EXERCISE INSTRUCTIONS | Copy every line of the following data that includes the string "wexjfmsf".

— Start of EXCERPTED RECORDS —

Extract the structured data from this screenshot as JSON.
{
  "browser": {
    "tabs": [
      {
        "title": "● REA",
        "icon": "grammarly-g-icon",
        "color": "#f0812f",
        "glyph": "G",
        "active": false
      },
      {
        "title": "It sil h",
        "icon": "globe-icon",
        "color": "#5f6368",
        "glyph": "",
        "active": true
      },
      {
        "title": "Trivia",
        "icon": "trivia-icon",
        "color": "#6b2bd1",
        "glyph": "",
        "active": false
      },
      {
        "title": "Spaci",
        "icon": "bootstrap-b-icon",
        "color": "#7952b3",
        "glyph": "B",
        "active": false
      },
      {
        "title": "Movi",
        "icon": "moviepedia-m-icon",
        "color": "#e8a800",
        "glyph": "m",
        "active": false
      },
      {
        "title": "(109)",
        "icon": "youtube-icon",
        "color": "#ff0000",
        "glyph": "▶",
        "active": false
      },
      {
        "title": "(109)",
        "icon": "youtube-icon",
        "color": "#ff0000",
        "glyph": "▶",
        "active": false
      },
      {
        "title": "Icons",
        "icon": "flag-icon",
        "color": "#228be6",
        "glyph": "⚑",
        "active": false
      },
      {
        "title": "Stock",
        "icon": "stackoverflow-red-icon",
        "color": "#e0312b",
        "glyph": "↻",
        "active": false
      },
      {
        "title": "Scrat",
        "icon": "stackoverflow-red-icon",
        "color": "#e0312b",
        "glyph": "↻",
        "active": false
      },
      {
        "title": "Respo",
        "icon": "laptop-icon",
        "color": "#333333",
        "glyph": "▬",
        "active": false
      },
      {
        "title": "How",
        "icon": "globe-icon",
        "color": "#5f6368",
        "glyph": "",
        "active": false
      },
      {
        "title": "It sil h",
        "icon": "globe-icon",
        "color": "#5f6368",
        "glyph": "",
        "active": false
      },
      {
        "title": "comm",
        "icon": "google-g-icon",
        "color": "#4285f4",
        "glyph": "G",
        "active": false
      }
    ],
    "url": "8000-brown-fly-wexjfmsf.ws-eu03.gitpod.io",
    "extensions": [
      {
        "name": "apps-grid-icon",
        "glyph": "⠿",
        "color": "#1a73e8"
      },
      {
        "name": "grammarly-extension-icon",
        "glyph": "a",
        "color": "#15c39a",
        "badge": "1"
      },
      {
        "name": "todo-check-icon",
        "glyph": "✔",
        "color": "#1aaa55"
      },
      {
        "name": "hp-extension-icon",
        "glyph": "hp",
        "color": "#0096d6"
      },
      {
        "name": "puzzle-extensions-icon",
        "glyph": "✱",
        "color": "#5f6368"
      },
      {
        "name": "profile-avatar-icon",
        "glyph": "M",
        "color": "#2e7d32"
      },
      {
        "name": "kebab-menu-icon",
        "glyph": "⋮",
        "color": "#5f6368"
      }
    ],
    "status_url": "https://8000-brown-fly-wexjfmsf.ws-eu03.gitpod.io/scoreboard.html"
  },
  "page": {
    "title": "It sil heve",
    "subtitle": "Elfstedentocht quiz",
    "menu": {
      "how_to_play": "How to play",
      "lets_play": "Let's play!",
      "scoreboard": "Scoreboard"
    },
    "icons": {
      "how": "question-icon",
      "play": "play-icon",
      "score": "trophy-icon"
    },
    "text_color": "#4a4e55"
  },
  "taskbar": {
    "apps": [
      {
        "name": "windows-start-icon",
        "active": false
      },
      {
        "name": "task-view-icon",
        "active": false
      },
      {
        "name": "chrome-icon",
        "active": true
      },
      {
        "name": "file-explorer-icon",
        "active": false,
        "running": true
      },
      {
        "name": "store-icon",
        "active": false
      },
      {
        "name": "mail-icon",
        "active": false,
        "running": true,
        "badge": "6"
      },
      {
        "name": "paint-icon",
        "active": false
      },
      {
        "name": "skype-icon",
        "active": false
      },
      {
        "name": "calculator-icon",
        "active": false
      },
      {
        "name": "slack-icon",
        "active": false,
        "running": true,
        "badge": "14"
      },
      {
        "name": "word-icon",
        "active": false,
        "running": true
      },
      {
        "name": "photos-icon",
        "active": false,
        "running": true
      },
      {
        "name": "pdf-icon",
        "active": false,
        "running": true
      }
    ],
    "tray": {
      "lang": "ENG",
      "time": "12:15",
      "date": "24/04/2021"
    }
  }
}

— End of EXCERPTED RECORDS —

REPLY TO THE TASK |
    "url": "8000-brown-fly-wexjfmsf.ws-eu03.gitpod.io",
    "status_url": "https://8000-brown-fly-wexjfmsf.ws-eu03.gitpod.io/scoreboard.html"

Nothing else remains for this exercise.